▶ What this task involves:
Write out every entry exactly as it stands.

>> Start Input records

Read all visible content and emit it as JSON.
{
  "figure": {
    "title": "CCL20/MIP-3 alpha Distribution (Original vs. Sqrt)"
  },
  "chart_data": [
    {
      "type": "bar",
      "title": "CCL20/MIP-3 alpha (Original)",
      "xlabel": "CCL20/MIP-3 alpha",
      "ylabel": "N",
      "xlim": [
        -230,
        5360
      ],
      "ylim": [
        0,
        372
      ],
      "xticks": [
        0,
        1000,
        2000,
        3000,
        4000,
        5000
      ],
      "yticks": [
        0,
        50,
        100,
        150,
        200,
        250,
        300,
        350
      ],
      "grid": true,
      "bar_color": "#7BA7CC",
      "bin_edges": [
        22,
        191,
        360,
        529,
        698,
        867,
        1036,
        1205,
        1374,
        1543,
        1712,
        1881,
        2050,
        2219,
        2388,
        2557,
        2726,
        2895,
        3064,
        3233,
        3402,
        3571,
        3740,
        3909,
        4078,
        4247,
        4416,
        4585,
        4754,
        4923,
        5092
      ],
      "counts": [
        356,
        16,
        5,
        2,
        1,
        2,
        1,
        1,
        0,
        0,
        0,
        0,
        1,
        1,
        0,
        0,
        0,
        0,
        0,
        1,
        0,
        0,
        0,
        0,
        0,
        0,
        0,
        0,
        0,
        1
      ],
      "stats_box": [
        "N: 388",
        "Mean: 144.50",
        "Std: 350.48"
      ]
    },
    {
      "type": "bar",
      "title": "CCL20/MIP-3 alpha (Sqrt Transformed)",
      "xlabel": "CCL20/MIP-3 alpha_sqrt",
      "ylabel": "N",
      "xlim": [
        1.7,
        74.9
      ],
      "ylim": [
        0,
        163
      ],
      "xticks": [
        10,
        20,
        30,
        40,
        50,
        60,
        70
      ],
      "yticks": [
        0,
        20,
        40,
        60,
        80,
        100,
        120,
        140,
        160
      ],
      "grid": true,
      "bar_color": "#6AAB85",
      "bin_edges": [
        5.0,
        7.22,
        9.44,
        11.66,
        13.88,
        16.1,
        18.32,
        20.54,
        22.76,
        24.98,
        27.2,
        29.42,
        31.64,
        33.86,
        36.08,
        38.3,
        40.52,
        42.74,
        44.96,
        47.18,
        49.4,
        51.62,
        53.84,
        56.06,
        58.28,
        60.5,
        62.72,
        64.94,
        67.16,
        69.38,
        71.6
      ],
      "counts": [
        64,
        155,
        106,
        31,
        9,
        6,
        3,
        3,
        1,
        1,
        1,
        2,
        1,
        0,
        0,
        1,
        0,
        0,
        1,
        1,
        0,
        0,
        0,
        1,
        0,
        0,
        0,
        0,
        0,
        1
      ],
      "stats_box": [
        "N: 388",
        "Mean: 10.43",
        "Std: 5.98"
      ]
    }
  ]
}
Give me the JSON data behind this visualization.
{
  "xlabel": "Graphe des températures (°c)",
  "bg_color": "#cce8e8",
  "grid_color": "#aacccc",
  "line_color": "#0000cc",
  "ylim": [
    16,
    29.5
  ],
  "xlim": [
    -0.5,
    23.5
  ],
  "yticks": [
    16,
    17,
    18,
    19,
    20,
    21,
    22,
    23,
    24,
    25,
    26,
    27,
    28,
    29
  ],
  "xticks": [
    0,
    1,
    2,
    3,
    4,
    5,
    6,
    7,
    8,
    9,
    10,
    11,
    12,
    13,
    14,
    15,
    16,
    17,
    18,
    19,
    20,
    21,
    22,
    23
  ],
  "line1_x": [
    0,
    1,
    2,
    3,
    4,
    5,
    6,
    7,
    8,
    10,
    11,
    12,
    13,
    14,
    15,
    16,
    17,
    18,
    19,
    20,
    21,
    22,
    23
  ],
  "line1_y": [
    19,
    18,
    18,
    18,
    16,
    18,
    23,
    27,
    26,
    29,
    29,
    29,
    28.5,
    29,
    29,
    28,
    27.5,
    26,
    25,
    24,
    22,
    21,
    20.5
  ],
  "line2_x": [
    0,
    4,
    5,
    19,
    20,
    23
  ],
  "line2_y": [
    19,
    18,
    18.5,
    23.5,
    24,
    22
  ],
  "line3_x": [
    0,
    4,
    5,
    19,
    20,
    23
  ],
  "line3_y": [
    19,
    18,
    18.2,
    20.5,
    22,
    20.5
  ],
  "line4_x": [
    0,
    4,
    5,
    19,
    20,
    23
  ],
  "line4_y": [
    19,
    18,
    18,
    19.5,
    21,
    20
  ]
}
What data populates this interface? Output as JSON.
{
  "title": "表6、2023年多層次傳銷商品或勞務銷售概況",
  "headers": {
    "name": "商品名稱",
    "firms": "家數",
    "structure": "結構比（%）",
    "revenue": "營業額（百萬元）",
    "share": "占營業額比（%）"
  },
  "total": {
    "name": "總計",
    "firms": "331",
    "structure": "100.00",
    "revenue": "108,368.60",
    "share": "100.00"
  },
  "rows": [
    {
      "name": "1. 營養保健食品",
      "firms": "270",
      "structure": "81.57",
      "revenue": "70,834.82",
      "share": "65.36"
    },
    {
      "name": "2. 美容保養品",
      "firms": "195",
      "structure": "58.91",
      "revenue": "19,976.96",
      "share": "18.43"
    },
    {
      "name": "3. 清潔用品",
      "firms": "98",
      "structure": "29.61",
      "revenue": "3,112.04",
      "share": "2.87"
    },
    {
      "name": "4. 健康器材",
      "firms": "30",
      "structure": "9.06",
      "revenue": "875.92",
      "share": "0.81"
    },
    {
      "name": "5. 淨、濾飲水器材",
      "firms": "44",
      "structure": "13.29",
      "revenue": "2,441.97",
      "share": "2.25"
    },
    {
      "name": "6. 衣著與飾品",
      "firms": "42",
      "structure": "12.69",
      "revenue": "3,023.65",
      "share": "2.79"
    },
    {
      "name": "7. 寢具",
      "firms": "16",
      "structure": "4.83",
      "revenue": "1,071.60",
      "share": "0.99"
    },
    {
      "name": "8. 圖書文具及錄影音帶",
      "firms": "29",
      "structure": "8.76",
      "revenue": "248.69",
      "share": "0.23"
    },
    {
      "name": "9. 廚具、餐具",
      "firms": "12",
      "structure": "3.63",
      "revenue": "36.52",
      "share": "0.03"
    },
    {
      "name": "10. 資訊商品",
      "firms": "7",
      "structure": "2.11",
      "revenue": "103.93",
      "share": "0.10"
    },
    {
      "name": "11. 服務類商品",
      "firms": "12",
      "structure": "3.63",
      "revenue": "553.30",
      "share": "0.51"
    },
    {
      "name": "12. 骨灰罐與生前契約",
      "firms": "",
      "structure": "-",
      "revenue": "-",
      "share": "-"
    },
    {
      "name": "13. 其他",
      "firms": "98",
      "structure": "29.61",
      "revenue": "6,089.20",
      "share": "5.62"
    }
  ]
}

>> End Input records

▶ Answer to the exercise:
Read all visible content and emit it as JSON.
{
  "figure": {
    "title": "CCL20/MIP-3 alpha Distribution (Original vs. Sqrt)"
  },
  "chart_data": [
    {
      "type": "bar",
      "title": "CCL20/MIP-3 alpha (Original)",
      "xlabel": "CCL20/MIP-3 alpha",
      "ylabel": "N",
      "xlim": [
        -230,
        5360
      ],
      "ylim": [
        0,
        372
      ],
      "xticks": [
        0,
        1000,
        2000,
        3000,
        4000,
        5000
      ],
      "yticks": [
        0,
        50,
        100,
        150,
        200,
        250,
        300,
        350
      ],
      "grid": true,
      "bar_color": "#7BA7CC",
      "bin_edges": [
        22,
        191,
        360,
        529,
        698,
        867,
        1036,
        1205,
        1374,
        1543,
        1712,
        1881,
        2050,
        2219,
        2388,
        2557,
        2726,
        2895,
        3064,
        3233,
        3402,
        3571,
        3740,
        3909,
        4078,
        4247,
        4416,
        4585,
        4754,
        4923,
        5092
      ],
      "counts": [
        356,
        16,
        5,
        2,
        1,
        2,
        1,
        1,
        0,
        0,
        0,
        0,
        1,
        1,
        0,
        0,
        0,
        0,
        0,
        1,
        0,
        0,
        0,
        0,
        0,
        0,
        0,
        0,
        0,
        1
      ],
      "stats_box": [
        "N: 388",
        "Mean: 144.50",
        "Std: 350.48"
      ]
    },
    {
      "type": "bar",
      "title": "CCL20/MIP-3 alpha (Sqrt Transformed)",
      "xlabel": "CCL20/MIP-3 alpha_sqrt",
      "ylabel": "N",
      "xlim": [
        1.7,
        74.9
      ],
      "ylim": [
        0,
        163
      ],
      "xticks": [
        10,
        20,
        30,
        40,
        50,
        60,
        70
      ],
      "yticks": [
        0,
        20,
        40,
        60,
        80,
        100,
        120,
        140,
        160
      ],
      "grid": true,
      "bar_color": "#6AAB85",
      "bin_edges": [
        5.0,
        7.22,
        9.44,
        11.66,
        13.88,
        16.1,
        18.32,
        20.54,
        22.76,
        24.98,
        27.2,
        29.42,
        31.64,
        33.86,
        36.08,
        38.3,
        40.52,
        42.74,
        44.96,
        47.18,
        49.4,
        51.62,
        53.84,
        56.06,
        58.28,
        60.5,
        62.72,
        64.94,
        67.16,
        69.38,
        71.6
      ],
      "counts": [
        64,
        155,
        106,
        31,
        9,
        6,
        3,
        3,
        1,
        1,
        1,
        2,
        1,
        0,
        0,
        1,
        0,
        0,
        1,
        1,
        0,
        0,
        0,
        1,
        0,
        0,
        0,
        0,
        0,
        1
      ],
      "stats_box": [
        "N: 388",
        "Mean: 10.43",
        "Std: 5.98"
      ]
    }
  ]
}
Give me the JSON data behind this visualization.
{
  "xlabel": "Graphe des températures (°c)",
  "bg_color": "#cce8e8",
  "grid_color": "#aacccc",
  "line_color": "#0000cc",
  "ylim": [
    16,
    29.5
  ],
  "xlim": [
    -0.5,
    23.5
  ],
  "yticks": [
    16,
    17,
    18,
    19,
    20,
    21,
    22,
    23,
    24,
    25,
    26,
    27,
    28,
    29
  ],
  "xticks": [
    0,
    1,
    2,
    3,
    4,
    5,
    6,
    7,
    8,
    9,
    10,
    11,
    12,
    13,
    14,
    15,
    16,
    17,
    18,
    19,
    20,
    21,
    22,
    23
  ],
  "line1_x": [
    0,
    1,
    2,
    3,
    4,
    5,
    6,
    7,
    8,
    10,
    11,
    12,
    13,
    14,
    15,
    16,
    17,
    18,
    19,
    20,
    21,
    22,
    23
  ],
  "line1_y": [
    19,
    18,
    18,
    18,
    16,
    18,
    23,
    27,
    26,
    29,
    29,
    29,
    28.5,
    29,
    29,
    28,
    27.5,
    26,
    25,
    24,
    22,
    21,
    20.5
  ],
  "line2_x": [
    0,
    4,
    5,
    19,
    20,
    23
  ],
  "line2_y": [
    19,
    18,
    18.5,
    23.5,
    24,
    22
  ],
  "line3_x": [
    0,
    4,
    5,
    19,
    20,
    23
  ],
  "line3_y": [
    19,
    18,
    18.2,
    20.5,
    22,
    20.5
  ],
  "line4_x": [
    0,
    4,
    5,
    19,
    20,
    23
  ],
  "line4_y": [
    19,
    18,
    18,
    19.5,
    21,
    20
  ]
}
What data populates this interface? Output as JSON.
{
  "title": "表6、2023年多層次傳銷商品或勞務銷售概況",
  "headers": {
    "name": "商品名稱",
    "firms": "家數",
    "structure": "結構比（%）",
    "revenue": "營業額（百萬元）",
    "share": "占營業額比（%）"
  },
  "total": {
    "name": "總計",
    "firms": "331",
    "structure": "100.00",
    "revenue": "108,368.60",
    "share": "100.00"
  },
  "rows": [
    {
      "name": "1. 營養保健食品",
      "firms": "270",
      "structure": "81.57",
      "revenue": "70,834.82",
      "share": "65.36"
    },
    {
      "name": "2. 美容保養品",
      "firms": "195",
      "structure": "58.91",
      "revenue": "19,976.96",
      "share": "18.43"
    },
    {
      "name": "3. 清潔用品",
      "firms": "98",
      "structure": "29.61",
      "revenue": "3,112.04",
      "share": "2.87"
    },
    {
      "name": "4. 健康器材",
      "firms": "30",
      "structure": "9.06",
      "revenue": "875.92",
      "share": "0.81"
    },
    {
      "name": "5. 淨、濾飲水器材",
      "firms": "44",
      "structure": "13.29",
      "revenue": "2,441.97",
      "share": "2.25"
    },
    {
      "name": "6. 衣著與飾品",
      "firms": "42",
      "structure": "12.69",
      "revenue": "3,023.65",
      "share": "2.79"
    },
    {
      "name": "7. 寢具",
      "firms": "16",
      "structure": "4.83",
      "revenue": "1,071.60",
      "share": "0.99"
    },
    {
      "name": "8. 圖書文具及錄影音帶",
      "firms": "29",
      "structure": "8.76",
      "revenue": "248.69",
      "share": "0.23"
    },
    {
      "name": "9. 廚具、餐具",
      "firms": "12",
      "structure": "3.63",
      "revenue": "36.52",
      "share": "0.03"
    },
    {
      "name": "10. 資訊商品",
      "firms": "7",
      "structure": "2.11",
      "revenue": "103.93",
      "share": "0.10"
    },
    {
      "name": "11. 服務類商品",
      "firms": "12",
      "structure": "3.63",
      "revenue": "553.30",
      "share": "0.51"
    },
    {
      "name": "12. 骨灰罐與生前契約",
      "firms": "",
      "structure": "-",
      "revenue": "-",
      "share": "-"
    },
    {
      "name": "13. 其他",
      "firms": "98",
      "structure": "29.61",
      "revenue": "6,089.20",
      "share": "5.62"
    }
  ]
}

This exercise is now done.